◆ **INSTRUCTIONS TO FOLLOW**:
Extract all data as written.

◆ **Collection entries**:
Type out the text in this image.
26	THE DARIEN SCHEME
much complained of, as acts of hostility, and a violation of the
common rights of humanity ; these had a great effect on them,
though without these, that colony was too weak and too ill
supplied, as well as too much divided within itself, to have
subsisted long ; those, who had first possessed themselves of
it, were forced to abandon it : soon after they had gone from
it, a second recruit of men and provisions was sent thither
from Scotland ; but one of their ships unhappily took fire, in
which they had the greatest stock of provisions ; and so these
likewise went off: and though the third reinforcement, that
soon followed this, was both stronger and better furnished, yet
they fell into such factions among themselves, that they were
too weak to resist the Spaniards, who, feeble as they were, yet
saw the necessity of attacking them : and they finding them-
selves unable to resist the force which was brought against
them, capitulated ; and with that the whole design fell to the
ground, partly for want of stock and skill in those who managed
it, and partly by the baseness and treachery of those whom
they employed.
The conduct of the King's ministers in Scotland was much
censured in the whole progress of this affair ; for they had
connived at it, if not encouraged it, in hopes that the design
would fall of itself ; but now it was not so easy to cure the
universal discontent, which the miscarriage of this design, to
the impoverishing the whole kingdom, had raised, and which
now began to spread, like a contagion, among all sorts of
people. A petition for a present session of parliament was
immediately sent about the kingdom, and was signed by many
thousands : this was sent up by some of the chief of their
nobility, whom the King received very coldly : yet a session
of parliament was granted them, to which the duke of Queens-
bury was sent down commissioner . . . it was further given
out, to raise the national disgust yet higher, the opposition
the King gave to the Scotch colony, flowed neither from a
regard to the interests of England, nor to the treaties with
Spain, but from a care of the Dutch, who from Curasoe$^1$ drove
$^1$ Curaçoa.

◆ **RESPONSE BELOW**:
Type out the text in this image.
26	THE DARIEN SCHEME
much complained of, as acts of hostility, and a violation of the
common rights of humanity ; these had a great effect on them,
though without these, that colony was too weak and too ill
supplied, as well as too much divided within itself, to have
subsisted long ; those, who had first possessed themselves of
it, were forced to abandon it : soon after they had gone from
it, a second recruit of men and provisions was sent thither
from Scotland ; but one of their ships unhappily took fire, in
which they had the greatest stock of provisions ; and so these
likewise went off: and though the third reinforcement, that
soon followed this, was both stronger and better furnished, yet
they fell into such factions among themselves, that they were
too weak to resist the Spaniards, who, feeble as they were, yet
saw the necessity of attacking them : and they finding them-
selves unable to resist the force which was brought against
them, capitulated ; and with that the whole design fell to the
ground, partly for want of stock and skill in those who managed
it, and partly by the baseness and treachery of those whom
they employed.
The conduct of the King's ministers in Scotland was much
censured in the whole progress of this affair ; for they had
connived at it, if not encouraged it, in hopes that the design
would fall of itself ; but now it was not so easy to cure the
universal discontent, which the miscarriage of this design, to
the impoverishing the whole kingdom, had raised, and which
now began to spread, like a contagion, among all sorts of
people. A petition for a present session of parliament was
immediately sent about the kingdom, and was signed by many
thousands : this was sent up by some of the chief of their
nobility, whom the King received very coldly : yet a session
of parliament was granted them, to which the duke of Queens-
bury was sent down commissioner . . . it was further given
out, to raise the national disgust yet higher, the opposition
the King gave to the Scotch colony, flowed neither from a
regard to the interests of England, nor to the treaties with
Spain, but from a care of the Dutch, who from Curasoe$^1$ drove
$^1$ Curaçoa.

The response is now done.